| INSTRUCTION |
Write out every line of the material as it stands, apart from the pictures.

-- Start of INPUT ROWS --

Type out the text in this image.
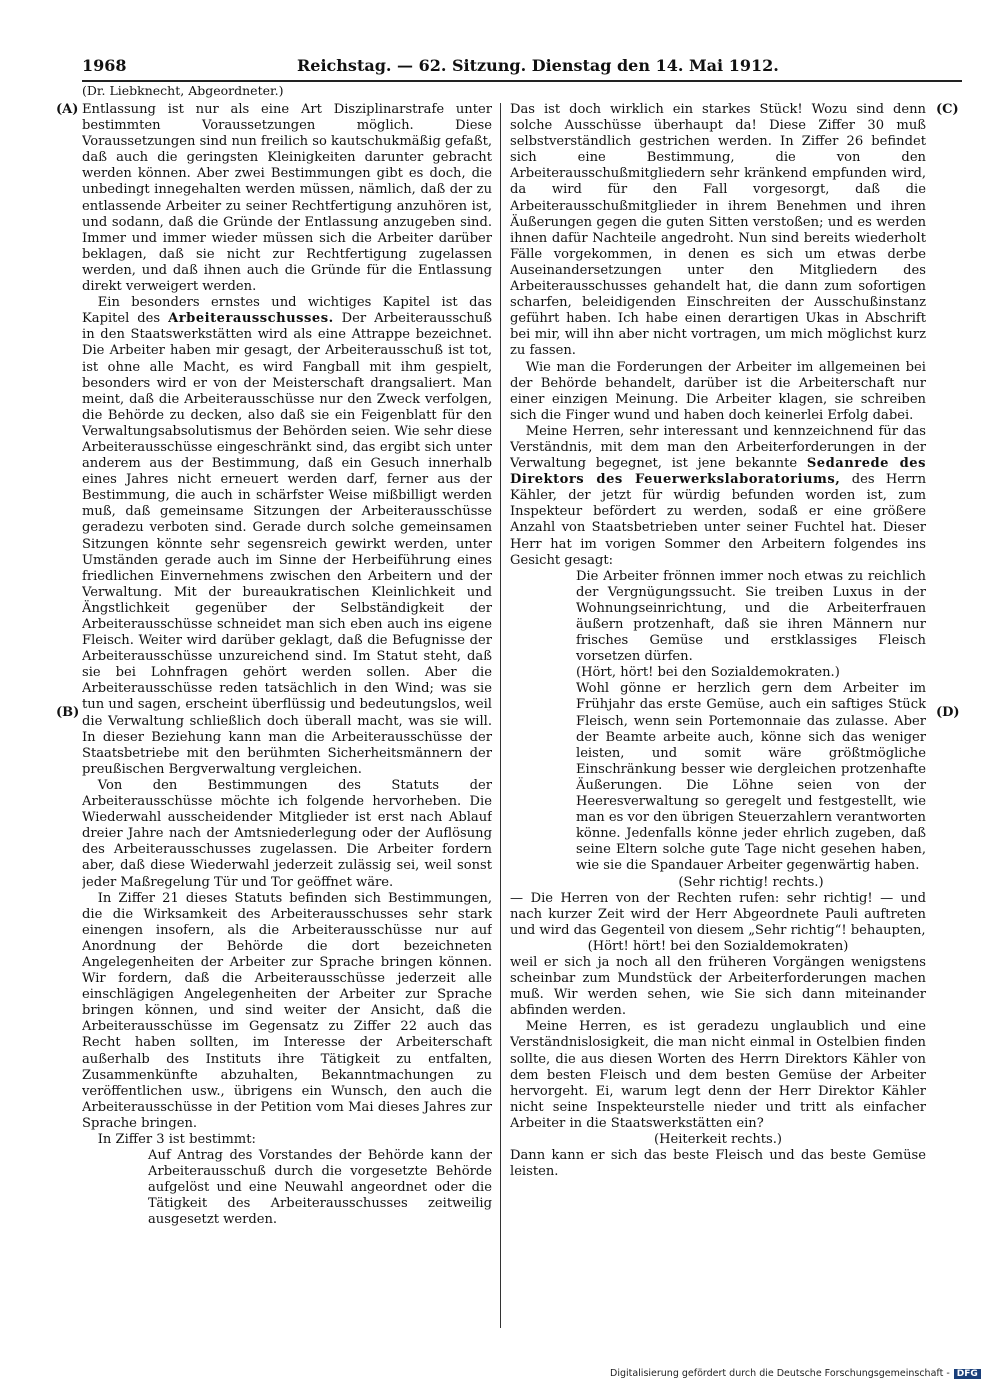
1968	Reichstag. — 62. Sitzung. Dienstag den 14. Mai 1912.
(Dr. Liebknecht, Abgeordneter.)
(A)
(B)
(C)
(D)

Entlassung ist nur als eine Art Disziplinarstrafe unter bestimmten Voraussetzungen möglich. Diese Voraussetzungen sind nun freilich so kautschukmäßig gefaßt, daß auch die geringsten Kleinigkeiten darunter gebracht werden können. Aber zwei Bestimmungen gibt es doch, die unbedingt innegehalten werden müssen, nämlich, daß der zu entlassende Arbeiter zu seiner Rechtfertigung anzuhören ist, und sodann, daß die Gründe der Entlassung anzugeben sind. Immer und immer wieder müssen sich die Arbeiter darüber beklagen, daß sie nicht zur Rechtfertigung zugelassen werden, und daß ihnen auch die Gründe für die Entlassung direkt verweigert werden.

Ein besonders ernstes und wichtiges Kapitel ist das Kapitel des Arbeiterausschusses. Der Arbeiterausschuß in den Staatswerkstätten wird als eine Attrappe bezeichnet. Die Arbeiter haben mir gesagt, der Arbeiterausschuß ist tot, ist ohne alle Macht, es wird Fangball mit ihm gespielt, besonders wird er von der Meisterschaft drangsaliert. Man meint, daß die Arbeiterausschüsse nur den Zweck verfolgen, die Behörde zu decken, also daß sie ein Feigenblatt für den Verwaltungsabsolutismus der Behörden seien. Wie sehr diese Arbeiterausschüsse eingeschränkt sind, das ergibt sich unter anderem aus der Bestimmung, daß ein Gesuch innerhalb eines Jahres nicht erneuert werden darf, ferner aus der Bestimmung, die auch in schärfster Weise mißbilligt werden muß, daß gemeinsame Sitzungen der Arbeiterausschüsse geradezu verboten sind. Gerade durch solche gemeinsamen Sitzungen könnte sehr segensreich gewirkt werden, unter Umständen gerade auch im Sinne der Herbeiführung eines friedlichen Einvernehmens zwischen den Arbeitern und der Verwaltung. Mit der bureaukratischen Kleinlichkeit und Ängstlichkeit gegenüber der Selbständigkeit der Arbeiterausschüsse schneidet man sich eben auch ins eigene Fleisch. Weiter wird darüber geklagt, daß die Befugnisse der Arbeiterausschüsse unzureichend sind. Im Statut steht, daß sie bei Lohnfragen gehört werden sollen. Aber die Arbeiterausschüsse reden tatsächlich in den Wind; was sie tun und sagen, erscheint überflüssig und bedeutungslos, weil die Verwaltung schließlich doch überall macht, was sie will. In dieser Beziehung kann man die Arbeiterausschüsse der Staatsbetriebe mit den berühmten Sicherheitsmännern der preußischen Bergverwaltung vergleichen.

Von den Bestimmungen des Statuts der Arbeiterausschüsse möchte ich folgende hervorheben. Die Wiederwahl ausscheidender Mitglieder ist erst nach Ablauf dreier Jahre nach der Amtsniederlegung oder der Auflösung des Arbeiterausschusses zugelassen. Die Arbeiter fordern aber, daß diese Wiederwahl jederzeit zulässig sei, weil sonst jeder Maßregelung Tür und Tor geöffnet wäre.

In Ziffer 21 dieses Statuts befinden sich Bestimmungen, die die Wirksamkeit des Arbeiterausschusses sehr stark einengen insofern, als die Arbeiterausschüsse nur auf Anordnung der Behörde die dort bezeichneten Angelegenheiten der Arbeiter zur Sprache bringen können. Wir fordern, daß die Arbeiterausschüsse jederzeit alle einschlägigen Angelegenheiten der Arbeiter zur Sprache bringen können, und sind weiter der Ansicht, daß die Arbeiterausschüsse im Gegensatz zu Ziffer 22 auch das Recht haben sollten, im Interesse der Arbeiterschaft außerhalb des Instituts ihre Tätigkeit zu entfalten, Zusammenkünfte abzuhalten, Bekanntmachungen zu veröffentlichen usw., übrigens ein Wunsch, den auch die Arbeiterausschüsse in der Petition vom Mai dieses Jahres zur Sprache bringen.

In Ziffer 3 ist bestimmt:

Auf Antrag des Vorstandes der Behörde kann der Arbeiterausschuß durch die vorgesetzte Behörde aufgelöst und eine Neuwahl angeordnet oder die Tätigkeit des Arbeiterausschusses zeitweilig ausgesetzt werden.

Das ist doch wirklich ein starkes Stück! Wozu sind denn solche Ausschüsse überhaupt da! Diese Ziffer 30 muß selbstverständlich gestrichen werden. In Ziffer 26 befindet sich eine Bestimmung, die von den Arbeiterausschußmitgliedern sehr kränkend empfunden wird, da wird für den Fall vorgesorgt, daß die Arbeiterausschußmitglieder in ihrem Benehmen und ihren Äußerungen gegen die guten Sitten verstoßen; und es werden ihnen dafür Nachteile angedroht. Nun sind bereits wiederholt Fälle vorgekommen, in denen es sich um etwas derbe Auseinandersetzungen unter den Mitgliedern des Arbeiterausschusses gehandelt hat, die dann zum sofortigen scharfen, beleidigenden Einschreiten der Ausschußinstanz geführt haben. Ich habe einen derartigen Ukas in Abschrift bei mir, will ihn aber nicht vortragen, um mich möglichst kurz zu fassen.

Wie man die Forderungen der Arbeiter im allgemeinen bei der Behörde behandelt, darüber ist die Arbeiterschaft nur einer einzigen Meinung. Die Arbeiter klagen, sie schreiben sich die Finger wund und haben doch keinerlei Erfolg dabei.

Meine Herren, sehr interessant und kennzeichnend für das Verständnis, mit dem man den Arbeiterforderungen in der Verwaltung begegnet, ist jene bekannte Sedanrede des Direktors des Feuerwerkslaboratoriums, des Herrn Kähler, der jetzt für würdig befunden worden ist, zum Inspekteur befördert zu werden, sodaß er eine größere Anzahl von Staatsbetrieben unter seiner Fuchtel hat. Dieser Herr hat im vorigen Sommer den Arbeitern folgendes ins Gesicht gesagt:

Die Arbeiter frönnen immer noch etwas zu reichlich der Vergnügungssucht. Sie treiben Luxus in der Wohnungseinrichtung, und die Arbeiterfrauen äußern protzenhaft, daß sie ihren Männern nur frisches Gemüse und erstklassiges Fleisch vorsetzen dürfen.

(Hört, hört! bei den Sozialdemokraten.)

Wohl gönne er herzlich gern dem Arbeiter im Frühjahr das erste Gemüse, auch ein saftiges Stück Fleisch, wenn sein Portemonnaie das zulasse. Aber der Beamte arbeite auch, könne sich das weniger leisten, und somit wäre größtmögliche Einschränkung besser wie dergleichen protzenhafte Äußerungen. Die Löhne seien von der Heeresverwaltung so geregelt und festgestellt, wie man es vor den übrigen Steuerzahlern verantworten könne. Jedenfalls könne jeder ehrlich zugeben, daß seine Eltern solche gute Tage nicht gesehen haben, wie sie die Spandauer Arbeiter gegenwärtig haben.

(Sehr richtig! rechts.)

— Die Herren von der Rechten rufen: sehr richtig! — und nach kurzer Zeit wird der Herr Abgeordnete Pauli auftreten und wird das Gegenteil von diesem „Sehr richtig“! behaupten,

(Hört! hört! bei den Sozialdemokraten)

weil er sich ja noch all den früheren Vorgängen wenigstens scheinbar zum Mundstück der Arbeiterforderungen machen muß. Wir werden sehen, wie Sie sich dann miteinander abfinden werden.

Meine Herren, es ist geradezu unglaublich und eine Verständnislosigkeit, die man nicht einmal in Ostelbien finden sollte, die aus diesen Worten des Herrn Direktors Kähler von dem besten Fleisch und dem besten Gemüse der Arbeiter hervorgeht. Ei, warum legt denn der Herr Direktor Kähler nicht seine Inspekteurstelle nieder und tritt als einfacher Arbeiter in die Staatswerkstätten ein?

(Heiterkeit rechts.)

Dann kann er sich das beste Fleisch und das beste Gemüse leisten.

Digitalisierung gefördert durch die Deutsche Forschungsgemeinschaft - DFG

-- End of INPUT ROWS --

| TASK RESULT |
Type out the text in this image.
1968	Reichstag. — 62. Sitzung. Dienstag den 14. Mai 1912.
(Dr. Liebknecht, Abgeordneter.)
(A)
(B)
(C)
(D)

Entlassung ist nur als eine Art Disziplinarstrafe unter bestimmten Voraussetzungen möglich. Diese Voraussetzungen sind nun freilich so kautschukmäßig gefaßt, daß auch die geringsten Kleinigkeiten darunter gebracht werden können. Aber zwei Bestimmungen gibt es doch, die unbedingt innegehalten werden müssen, nämlich, daß der zu entlassende Arbeiter zu seiner Rechtfertigung anzuhören ist, und sodann, daß die Gründe der Entlassung anzugeben sind. Immer und immer wieder müssen sich die Arbeiter darüber beklagen, daß sie nicht zur Rechtfertigung zugelassen werden, und daß ihnen auch die Gründe für die Entlassung direkt verweigert werden.

Ein besonders ernstes und wichtiges Kapitel ist das Kapitel des Arbeiterausschusses. Der Arbeiterausschuß in den Staatswerkstätten wird als eine Attrappe bezeichnet. Die Arbeiter haben mir gesagt, der Arbeiterausschuß ist tot, ist ohne alle Macht, es wird Fangball mit ihm gespielt, besonders wird er von der Meisterschaft drangsaliert. Man meint, daß die Arbeiterausschüsse nur den Zweck verfolgen, die Behörde zu decken, also daß sie ein Feigenblatt für den Verwaltungsabsolutismus der Behörden seien. Wie sehr diese Arbeiterausschüsse eingeschränkt sind, das ergibt sich unter anderem aus der Bestimmung, daß ein Gesuch innerhalb eines Jahres nicht erneuert werden darf, ferner aus der Bestimmung, die auch in schärfster Weise mißbilligt werden muß, daß gemeinsame Sitzungen der Arbeiterausschüsse geradezu verboten sind. Gerade durch solche gemeinsamen Sitzungen könnte sehr segensreich gewirkt werden, unter Umständen gerade auch im Sinne der Herbeiführung eines friedlichen Einvernehmens zwischen den Arbeitern und der Verwaltung. Mit der bureaukratischen Kleinlichkeit und Ängstlichkeit gegenüber der Selbständigkeit der Arbeiterausschüsse schneidet man sich eben auch ins eigene Fleisch. Weiter wird darüber geklagt, daß die Befugnisse der Arbeiterausschüsse unzureichend sind. Im Statut steht, daß sie bei Lohnfragen gehört werden sollen. Aber die Arbeiterausschüsse reden tatsächlich in den Wind; was sie tun und sagen, erscheint überflüssig und bedeutungslos, weil die Verwaltung schließlich doch überall macht, was sie will. In dieser Beziehung kann man die Arbeiterausschüsse der Staatsbetriebe mit den berühmten Sicherheitsmännern der preußischen Bergverwaltung vergleichen.

Von den Bestimmungen des Statuts der Arbeiterausschüsse möchte ich folgende hervorheben. Die Wiederwahl ausscheidender Mitglieder ist erst nach Ablauf dreier Jahre nach der Amtsniederlegung oder der Auflösung des Arbeiterausschusses zugelassen. Die Arbeiter fordern aber, daß diese Wiederwahl jederzeit zulässig sei, weil sonst jeder Maßregelung Tür und Tor geöffnet wäre.

In Ziffer 21 dieses Statuts befinden sich Bestimmungen, die die Wirksamkeit des Arbeiterausschusses sehr stark einengen insofern, als die Arbeiterausschüsse nur auf Anordnung der Behörde die dort bezeichneten Angelegenheiten der Arbeiter zur Sprache bringen können. Wir fordern, daß die Arbeiterausschüsse jederzeit alle einschlägigen Angelegenheiten der Arbeiter zur Sprache bringen können, und sind weiter der Ansicht, daß die Arbeiterausschüsse im Gegensatz zu Ziffer 22 auch das Recht haben sollten, im Interesse der Arbeiterschaft außerhalb des Instituts ihre Tätigkeit zu entfalten, Zusammenkünfte abzuhalten, Bekanntmachungen zu veröffentlichen usw., übrigens ein Wunsch, den auch die Arbeiterausschüsse in der Petition vom Mai dieses Jahres zur Sprache bringen.

In Ziffer 3 ist bestimmt:

Auf Antrag des Vorstandes der Behörde kann der Arbeiterausschuß durch die vorgesetzte Behörde aufgelöst und eine Neuwahl angeordnet oder die Tätigkeit des Arbeiterausschusses zeitweilig ausgesetzt werden.

Das ist doch wirklich ein starkes Stück! Wozu sind denn solche Ausschüsse überhaupt da! Diese Ziffer 30 muß selbstverständlich gestrichen werden. In Ziffer 26 befindet sich eine Bestimmung, die von den Arbeiterausschußmitgliedern sehr kränkend empfunden wird, da wird für den Fall vorgesorgt, daß die Arbeiterausschußmitglieder in ihrem Benehmen und ihren Äußerungen gegen die guten Sitten verstoßen; und es werden ihnen dafür Nachteile angedroht. Nun sind bereits wiederholt Fälle vorgekommen, in denen es sich um etwas derbe Auseinandersetzungen unter den Mitgliedern des Arbeiterausschusses gehandelt hat, die dann zum sofortigen scharfen, beleidigenden Einschreiten der Ausschußinstanz geführt haben. Ich habe einen derartigen Ukas in Abschrift bei mir, will ihn aber nicht vortragen, um mich möglichst kurz zu fassen.

Wie man die Forderungen der Arbeiter im allgemeinen bei der Behörde behandelt, darüber ist die Arbeiterschaft nur einer einzigen Meinung. Die Arbeiter klagen, sie schreiben sich die Finger wund und haben doch keinerlei Erfolg dabei.

Meine Herren, sehr interessant und kennzeichnend für das Verständnis, mit dem man den Arbeiterforderungen in der Verwaltung begegnet, ist jene bekannte Sedanrede des Direktors des Feuerwerkslaboratoriums, des Herrn Kähler, der jetzt für würdig befunden worden ist, zum Inspekteur befördert zu werden, sodaß er eine größere Anzahl von Staatsbetrieben unter seiner Fuchtel hat. Dieser Herr hat im vorigen Sommer den Arbeitern folgendes ins Gesicht gesagt:

Die Arbeiter frönnen immer noch etwas zu reichlich der Vergnügungssucht. Sie treiben Luxus in der Wohnungseinrichtung, und die Arbeiterfrauen äußern protzenhaft, daß sie ihren Männern nur frisches Gemüse und erstklassiges Fleisch vorsetzen dürfen.

(Hört, hört! bei den Sozialdemokraten.)

Wohl gönne er herzlich gern dem Arbeiter im Frühjahr das erste Gemüse, auch ein saftiges Stück Fleisch, wenn sein Portemonnaie das zulasse. Aber der Beamte arbeite auch, könne sich das weniger leisten, und somit wäre größtmögliche Einschränkung besser wie dergleichen protzenhafte Äußerungen. Die Löhne seien von der Heeresverwaltung so geregelt und festgestellt, wie man es vor den übrigen Steuerzahlern verantworten könne. Jedenfalls könne jeder ehrlich zugeben, daß seine Eltern solche gute Tage nicht gesehen haben, wie sie die Spandauer Arbeiter gegenwärtig haben.

(Sehr richtig! rechts.)

— Die Herren von der Rechten rufen: sehr richtig! — und nach kurzer Zeit wird der Herr Abgeordnete Pauli auftreten und wird das Gegenteil von diesem „Sehr richtig“! behaupten,

(Hört! hört! bei den Sozialdemokraten)

weil er sich ja noch all den früheren Vorgängen wenigstens scheinbar zum Mundstück der Arbeiterforderungen machen muß. Wir werden sehen, wie Sie sich dann miteinander abfinden werden.

Meine Herren, es ist geradezu unglaublich und eine Verständnislosigkeit, die man nicht einmal in Ostelbien finden sollte, die aus diesen Worten des Herrn Direktors Kähler von dem besten Fleisch und dem besten Gemüse der Arbeiter hervorgeht. Ei, warum legt denn der Herr Direktor Kähler nicht seine Inspekteurstelle nieder und tritt als einfacher Arbeiter in die Staatswerkstätten ein?

(Heiterkeit rechts.)

Dann kann er sich das beste Fleisch und das beste Gemüse leisten.

Digitalisierung gefördert durch die Deutsche Forschungsgemeinschaft - DFG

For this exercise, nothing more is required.